(Entries taken from a collection)

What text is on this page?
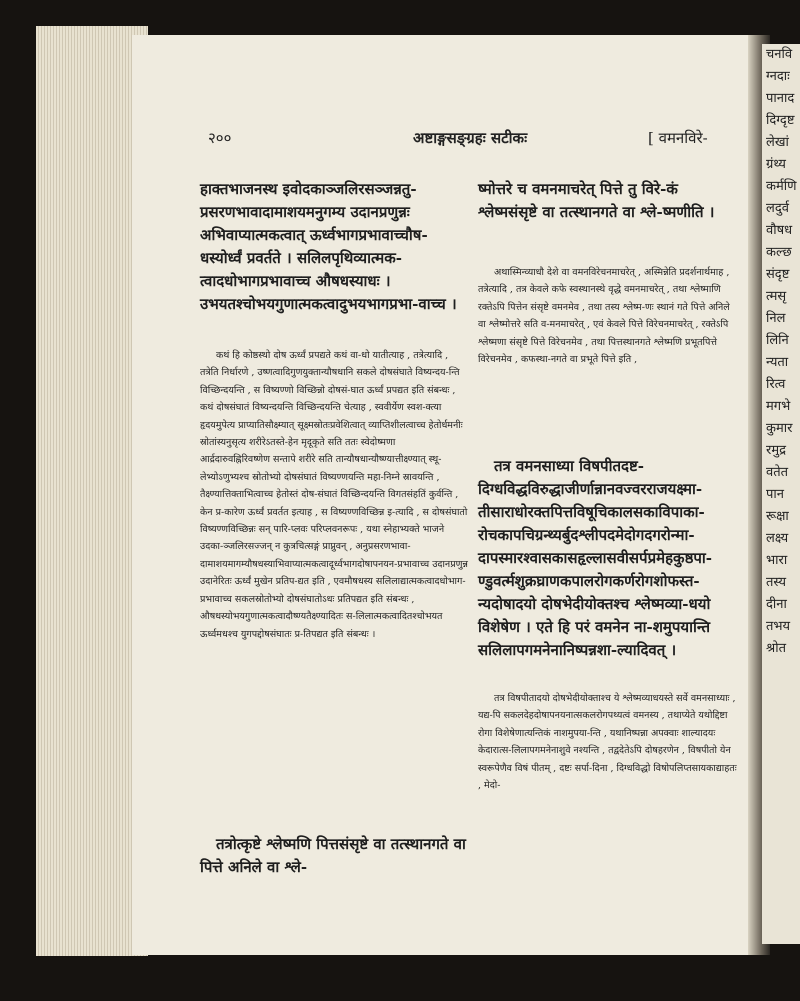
चनवि
ग्नदाः
पानाद
दिग्दृष्ट
लेखां
ग्रंथ्य
कर्मणि
लदुर्व
वौषध
कल्छ
संदृष्ट
त्मसृ
निल
लिनि
न्यता
रित्व
मगभे
कुमार
रमुद्र
वतेत
पान
रूक्षा
लक्ष्य
भारा
तस्य
दीना
तभय
श्रोत
२००	अष्टाङ्गसङ्ग्रहः सटीकः	[ वमनविरे-

हाक्तभाजनस्थ इवोदकाञ्जलिरसञ्जन्नतु-प्रसरणभावादामाशयमनुगम्य उदानप्रणुन्नः अभिवाप्यात्मकत्वात् ऊर्ध्वभागप्रभावाच्चौष-धस्योर्ध्वं प्रवर्तते । सलिलपृथिव्यात्मक-त्वादधोभागप्रभावाच्च औषधस्याधः । उभयतश्चोभयगुणात्मकत्वादुभयभागप्रभा-वाच्च ।

कथं हि कोष्ठस्थो दोष ऊर्ध्वं प्रपद्यते कथं वा-धो यातीत्याह , तत्रेत्यादि , तत्रेति निर्धारणे , उष्णत्वादिगुणयुक्तान्यौषधानि सकले दोषसंघाते विष्यन्दय-न्ति विच्छिन्दयन्ति , स विष्यण्णो विच्छिन्नो दोषसं-घात ऊर्ध्वं प्रपद्यत इति संबन्धः , कथं दोषसंघातं विष्यन्दयन्ति विच्छिन्दयन्ति चेत्याह , स्ववीर्येण स्वश-क्त्या हृदयमुपेत्य प्राप्यातिसौक्ष्म्यात् सूक्ष्मस्रोतःप्रवेशित्वात् व्याप्तिशीलत्वाच्च हेतोर्धमनीः स्रोतांस्यनुसृत्य शरीरेऽतस्ते-हेन मृदूकृते सति ततः स्वेदोष्मणा आर्द्रदारुवह्निरिवष्णेण सन्तापे शरीरे सति तान्यौषधान्यौष्ण्यात्तीक्ष्ण्यात् स्थू-लेभ्योऽणुभ्यश्च स्रोतोभ्यो दोषसंघातं विष्यण्णयन्ति महा-निम्ने स्रावयन्ति , तैक्ष्ण्यात्तिक्ताभित्वाच्च हेतोस्तं दोष-संघातं विच्छिन्दयन्ति विगतसंहतिं कुर्वन्ति , केन प्र-कारेण ऊर्ध्वं प्रवर्तत इत्याह , स विष्यण्णविच्छिन्न इ-त्यादि , स दोषसंघातो विष्यण्णविच्छिन्नः सन् पारि-प्लवः परिप्लवनरूपः , यथा स्नेहाभ्यक्ते भाजने उदका-ञ्जलिरसज्जन् न कुत्रचित्सङ्गं प्राप्नुवन् , अनुप्रसरणभावा-दामाशयमागम्यौषधस्याभिवाप्यात्मकत्वादूर्ध्वभागदोषापनयन-प्रभावाच्च उदानप्रणुन्न उदानेरितः ऊर्ध्वं मुखेन प्रतिप-द्यत इति , एवमौषधस्य सलिलाद्यात्मकत्वादधोभाग-प्रभावाच्च सकलस्रोतोभ्यो दोषसंघातोऽधः प्रतिपद्यत इति संबन्धः , औषधस्योभयगुणात्मकत्वादौष्ण्यतैक्ष्ण्यादितः स-लिलात्मकत्वादितश्चोभयत ऊर्ध्वमधश्च युगपद्दोषसंघातः प्र-तिपद्यत इति संबन्धः ।

तत्रोत्कृष्टे श्लेष्मणि पित्तसंसृष्टे वा तत्स्थानगते वा पित्ते अनिले वा श्ले-

ष्मोत्तरे च वमनमाचरेत् पित्ते तु विरे-कं श्लेष्मसंसृष्टे वा तत्स्थानगते वा श्ले-ष्मणीति ।

अथास्मिन्व्याधौ देशे वा वमनविरेचनमाचरेत् , अस्मिन्नेति प्रदर्शनार्थमाह , तत्रेत्यादि , तत्र केवले कफे स्वस्थानस्थे वृद्धे वमनमाचरेत् , तथा श्लेष्माणि रक्तेऽपि पित्तेन संसृष्टे वमनमेव , तथा तस्य श्लेष्म-णः स्थानं गते पित्ते अनिले वा श्लेष्मोत्तरे सति व-मनमाचरेत् , एवं केवले पित्ते विरेचनमाचरेत् , रक्तेऽपि श्लेष्मणा संसृष्टे पित्ते विरेचनमेव , तथा पित्तस्थानगते श्लेष्मणि प्रभूतपित्ते विरेचनमेव , कफस्था-नगते वा प्रभूते पित्ते इति ,

तत्र वमनसाध्या विषपीतदष्ट-दिग्धविद्धविरुद्धाजीर्णान्नानवज्वरराजयक्ष्मा-तीसाराधोरक्तपित्तविषूचिकालसकाविपाका-रोचकापचिग्रन्थ्यर्बुदश्लीपदमेदोगदगरोन्मा-दापस्मारश्वासकासहृल्लासवीसर्पप्रमेहकुष्ठपा-ण्डुवर्त्मशुक्रघ्राणकपालरोगकर्णरोगशोफस्त-न्यदोषादयो दोषभेदीयोक्तश्च श्लेष्मव्या-धयो विशेषेण । एते हि परं वमनेन ना-शमुपयान्ति सलिलापगमनेनानिष्पन्नशा-ल्यादिवत् ।

तत्र विषपीतादयो दोषभेदीयोक्ताश्च ये श्लेष्मव्याधयस्ते सर्वे वमनसाध्याः , यद्य-पि सकलदेहदोषापनयनात्सकलरोगपथ्यत्वं वमनस्य , तथाप्येते यथोद्दिष्टा रोगा विशेषेणात्यन्तिकं नाशमुपया-न्ति , यथानिष्पन्ना अपक्वाः शाल्यादयः केदारात्स-लिलापगमनेनाशुवे नश्यन्ति , तद्वदेतेऽपि दोषहरणेन , विषपीतो येन स्वरूपेणैव विषं पीतम् , दष्टः सर्पा-दिना , दिग्धविद्धो विषोपलिप्तसायकाद्याहतः , मेदो-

**Requirement:** Reproduce each line of the entries in which the word "वमनस" is found.

**Reply to the task:**
तत्र वमनसाध्या विषपीतदष्ट-दिग्धविद्धविरुद्धाजीर्णान्नानवज्वरराजयक्ष्मा-तीसाराधोरक्तपित्तविषूचिकालसकाविपाका-रोचकापचिग्रन्थ्यर्बुदश्लीपदमेदोगदगरोन्मा-दापस्मारश्वासकासहृल्लासवीसर्पप्रमेहकुष्ठपा-ण्डुवर्त्मशुक्रघ्राणकपालरोगकर्णरोगशोफस्त-न्यदोषादयो दोषभेदीयोक्तश्च श्लेष्मव्या-धयो विशेषेण । एते हि परं वमनेन ना-शमुपयान्ति सलिलापगमनेनानिष्पन्नशा-ल्यादिवत् ।
तत्र विषपीतादयो दोषभेदीयोक्ताश्च ये श्लेष्मव्याधयस्ते सर्वे वमनसाध्याः , यद्य-पि सकलदेहदोषापनयनात्सकलरोगपथ्यत्वं वमनस्य , तथाप्येते यथोद्दिष्टा रोगा विशेषेणात्यन्तिकं नाशमुपया-न्ति , यथानिष्पन्ना अपक्वाः शाल्यादयः केदारात्स-लिलापगमनेनाशुवे नश्यन्ति , तद्वदेतेऽपि दोषहरणेन , विषपीतो येन स्वरूपेणैव विषं पीतम् , दष्टः सर्पा-दिना , दिग्धविद्धो विषोपलिप्तसायकाद्याहतः , मेदो-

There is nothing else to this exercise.